Work item A
Please update the Launch Pad participants text from "Current Launch Pad" to "and scientific advisor.", swapping "Insight Engine" for "Insight Assistant".
Work item B
In the Launch Pad participants text, which organization funded the development of Keona Health's system?
Work item C
Carry on the Launch Pad participants text from its final sentence.

Passage shown
○ ○ ○
Current Launch Pad Participants
  • Keona Health, a company developing a patient decision support system called Insight Engine that gives patients instant, personalized health advice and makes it possible for patients to resolve about 10 percent of their health problems at home. Triage nurses review each case that uses the system, but generally can complete that review five times faster and with more comprehensive safety checks than without the system. When patients do need to visit their physician or enter the hospital, they enjoy reduced delays and wait times. The system was developed by a team from UNC Chapel Hill and Duke University with funding from the National Institutes of Health. Javed Mostafa, director of health informatics at UNC Chapel Hill and a professor in the UNC School of Information and Library Sciences, serves as the company's chairman and scientific advisor.

  • Augment Medical, a startup founded by four graduate students in the joint UNC-NC State University department of biomedical engineering, builds a communication platform called PatientLink. The system gives hospital patients who are disabled or bed-ridden more control of their environment and an easy way to communicate with nurses and other healthcare providers. PatientLink uses a variety of input devices, a tablet computer interface and software that processes patient input, provides feedback to the patient and wirelessly communicates with nurse call systems. Timothy Martin, Richard Daniels, Astor Liu, and Wenbo Zhang lead the company.

  • Sqord is a health-focused e-gaming company that aims to make physical activity addictive for kids by creating a fun and competitive online world where points can be earned for real-world play. Initially the company will launch an accelerometer that kids will wear like a watch. The accelerometer will communicate with a website to track activity and award points, gift cards, virtual goods and other rewards. Coleman Greene, a recent MBA graduate of UNC's Kenan-Flagler Business School, leads the venture.
○ ○ ○
Records
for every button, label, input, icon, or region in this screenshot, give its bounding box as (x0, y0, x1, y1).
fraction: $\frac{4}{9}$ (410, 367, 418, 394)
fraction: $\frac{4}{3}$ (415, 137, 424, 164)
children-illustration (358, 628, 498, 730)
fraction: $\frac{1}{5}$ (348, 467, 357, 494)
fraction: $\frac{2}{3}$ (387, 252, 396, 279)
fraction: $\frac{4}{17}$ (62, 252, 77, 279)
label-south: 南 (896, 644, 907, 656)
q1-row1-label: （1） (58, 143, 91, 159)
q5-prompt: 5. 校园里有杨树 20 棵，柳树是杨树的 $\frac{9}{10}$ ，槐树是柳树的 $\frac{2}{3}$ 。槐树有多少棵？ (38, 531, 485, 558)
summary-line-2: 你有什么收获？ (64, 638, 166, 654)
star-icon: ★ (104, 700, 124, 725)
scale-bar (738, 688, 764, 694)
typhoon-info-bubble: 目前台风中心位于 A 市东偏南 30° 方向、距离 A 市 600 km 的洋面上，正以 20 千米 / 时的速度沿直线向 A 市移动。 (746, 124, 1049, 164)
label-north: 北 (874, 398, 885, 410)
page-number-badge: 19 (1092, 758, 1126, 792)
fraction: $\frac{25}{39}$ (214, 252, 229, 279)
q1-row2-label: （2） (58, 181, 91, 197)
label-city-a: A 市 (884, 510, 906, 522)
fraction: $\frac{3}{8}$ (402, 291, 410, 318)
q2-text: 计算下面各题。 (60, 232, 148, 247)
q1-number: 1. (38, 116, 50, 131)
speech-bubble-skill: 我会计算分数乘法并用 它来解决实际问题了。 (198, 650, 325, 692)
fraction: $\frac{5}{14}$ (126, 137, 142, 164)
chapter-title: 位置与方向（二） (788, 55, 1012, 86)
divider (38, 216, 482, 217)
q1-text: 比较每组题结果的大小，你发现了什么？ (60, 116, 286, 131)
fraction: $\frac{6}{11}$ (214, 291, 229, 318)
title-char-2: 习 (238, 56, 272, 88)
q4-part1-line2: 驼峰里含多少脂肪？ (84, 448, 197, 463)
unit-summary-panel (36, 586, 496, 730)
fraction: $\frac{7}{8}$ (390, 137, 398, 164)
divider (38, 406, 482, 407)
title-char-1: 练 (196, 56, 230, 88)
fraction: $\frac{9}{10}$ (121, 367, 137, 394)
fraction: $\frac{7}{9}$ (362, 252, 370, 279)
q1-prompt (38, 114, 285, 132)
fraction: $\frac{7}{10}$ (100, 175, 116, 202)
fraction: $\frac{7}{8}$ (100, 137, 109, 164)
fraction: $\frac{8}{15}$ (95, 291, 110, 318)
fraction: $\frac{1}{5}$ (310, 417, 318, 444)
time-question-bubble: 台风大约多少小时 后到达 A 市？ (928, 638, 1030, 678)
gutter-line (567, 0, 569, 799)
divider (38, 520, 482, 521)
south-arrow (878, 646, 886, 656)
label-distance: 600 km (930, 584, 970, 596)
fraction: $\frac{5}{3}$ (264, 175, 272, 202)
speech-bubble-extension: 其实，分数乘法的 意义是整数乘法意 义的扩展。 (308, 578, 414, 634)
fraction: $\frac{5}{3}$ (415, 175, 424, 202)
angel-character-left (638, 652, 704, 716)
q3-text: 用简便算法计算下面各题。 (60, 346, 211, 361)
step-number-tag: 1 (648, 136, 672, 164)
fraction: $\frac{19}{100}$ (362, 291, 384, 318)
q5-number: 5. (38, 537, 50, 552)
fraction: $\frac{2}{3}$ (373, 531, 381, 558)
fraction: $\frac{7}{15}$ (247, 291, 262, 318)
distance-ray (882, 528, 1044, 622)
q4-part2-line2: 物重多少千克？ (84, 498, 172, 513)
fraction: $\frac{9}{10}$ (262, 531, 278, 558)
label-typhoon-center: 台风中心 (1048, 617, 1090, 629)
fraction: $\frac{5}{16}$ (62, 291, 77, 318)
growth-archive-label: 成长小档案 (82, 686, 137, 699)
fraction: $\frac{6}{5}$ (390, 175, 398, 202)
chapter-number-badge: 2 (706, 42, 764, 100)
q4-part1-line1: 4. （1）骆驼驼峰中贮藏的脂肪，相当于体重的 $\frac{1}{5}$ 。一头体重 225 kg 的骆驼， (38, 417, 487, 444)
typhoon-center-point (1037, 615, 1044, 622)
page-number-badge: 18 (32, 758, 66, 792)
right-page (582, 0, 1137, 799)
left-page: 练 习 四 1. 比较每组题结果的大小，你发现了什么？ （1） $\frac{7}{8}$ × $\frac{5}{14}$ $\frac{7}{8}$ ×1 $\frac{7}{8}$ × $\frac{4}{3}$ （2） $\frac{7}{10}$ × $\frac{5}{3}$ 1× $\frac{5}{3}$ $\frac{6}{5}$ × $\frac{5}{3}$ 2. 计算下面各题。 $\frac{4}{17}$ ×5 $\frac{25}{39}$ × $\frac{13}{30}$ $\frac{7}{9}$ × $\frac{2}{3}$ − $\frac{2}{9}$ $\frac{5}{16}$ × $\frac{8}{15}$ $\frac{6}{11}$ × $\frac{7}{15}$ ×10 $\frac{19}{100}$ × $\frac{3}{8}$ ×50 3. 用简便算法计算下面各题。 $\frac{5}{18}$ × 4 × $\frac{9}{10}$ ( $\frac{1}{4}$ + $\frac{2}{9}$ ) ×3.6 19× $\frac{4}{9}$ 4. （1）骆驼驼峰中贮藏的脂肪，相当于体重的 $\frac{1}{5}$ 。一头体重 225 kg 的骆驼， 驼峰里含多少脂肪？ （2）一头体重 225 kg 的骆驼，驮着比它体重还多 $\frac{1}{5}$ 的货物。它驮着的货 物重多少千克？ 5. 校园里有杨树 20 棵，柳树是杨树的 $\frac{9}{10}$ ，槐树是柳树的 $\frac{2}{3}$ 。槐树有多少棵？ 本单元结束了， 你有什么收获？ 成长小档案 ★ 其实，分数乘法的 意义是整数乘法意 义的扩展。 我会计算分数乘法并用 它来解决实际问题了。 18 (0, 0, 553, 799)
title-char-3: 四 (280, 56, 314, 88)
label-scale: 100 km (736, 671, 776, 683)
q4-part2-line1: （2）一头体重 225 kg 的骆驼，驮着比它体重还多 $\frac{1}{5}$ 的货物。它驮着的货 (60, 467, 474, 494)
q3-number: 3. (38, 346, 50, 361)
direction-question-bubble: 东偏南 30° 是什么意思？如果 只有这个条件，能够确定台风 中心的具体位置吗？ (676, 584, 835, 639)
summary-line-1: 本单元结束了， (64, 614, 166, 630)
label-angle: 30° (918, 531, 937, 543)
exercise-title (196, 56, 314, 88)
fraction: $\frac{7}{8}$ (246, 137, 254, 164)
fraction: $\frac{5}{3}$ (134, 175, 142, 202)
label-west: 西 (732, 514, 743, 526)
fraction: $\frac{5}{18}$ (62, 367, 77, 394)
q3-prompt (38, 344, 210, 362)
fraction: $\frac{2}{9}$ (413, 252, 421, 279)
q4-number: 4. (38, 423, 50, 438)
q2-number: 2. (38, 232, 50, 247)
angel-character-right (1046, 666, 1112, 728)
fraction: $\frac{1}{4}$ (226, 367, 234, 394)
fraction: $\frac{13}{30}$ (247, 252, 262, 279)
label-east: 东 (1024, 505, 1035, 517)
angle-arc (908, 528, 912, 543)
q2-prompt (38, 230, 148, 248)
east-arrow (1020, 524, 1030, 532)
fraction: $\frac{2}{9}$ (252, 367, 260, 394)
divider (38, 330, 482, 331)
○ ○ ○
Expected output A
Current Launch Pad Participants
  • Keona Health, a company developing a patient decision support system called Insight Assistant that gives patients instant, personalized health advice and makes it possible for patients to resolve about 10 percent of their health problems at home. Triage nurses review each case that uses the system, but generally can complete that review five times faster and with more comprehensive safety checks than without the system. When patients do need to visit their physician or enter the hospital, they enjoy reduced delays and wait times. The system was developed by a team from UNC Chapel Hill and Duke University with funding from the National Institutes of Health. Javed Mostafa, director of health informatics at UNC Chapel Hill and a professor in the UNC School of Information and Library Sciences, serves as the company's chairman and scientific advisor.

Expected output B
The National Institutes of Health.

Expected output C
  • Rheomics Inc., is led by Dr. Richard Superfine, Taylor-Williams Distinguished Professor in the Department of Physics and Astronomy, and Dr. Russell Taylor, Research Professor in Computer Science with an appointment in the Curriculum on Applied Sciences and Engineering (CASE), and Richard Spero, Ph.D, a post doctoral associate in the physics and astronomy department. The company develops instrumentation and analysis systems that provide critical measurements of clotting, rheology and cancer diagnosis using small specimen volumes in a high throughput, rapid analysis system for researchers, diagnostic laboratories and innovation customers so they may rapidly and efficiently discover the underlying causes of pathology, detect its presence and invent new therapies for the effective treatment of disease.

  • Impulsonic, Inc. provides software tools for synthesis and propagation of sound in video games and acoustics. Its proprietary tools are a product of research and development conceived and engineered at the UNC Chapel Hill over the past six years and the company has obtained exclusive rights to three patents related to sound technology from UNC-Chapel Hill. The venture is led by Anish Chandak, a Ph.D. student in the computer science department and Dinesh Manocha, Phi Delta Theta/Mason Distinguished Professor of computer science at the University of North Carolina at Chapel Hill.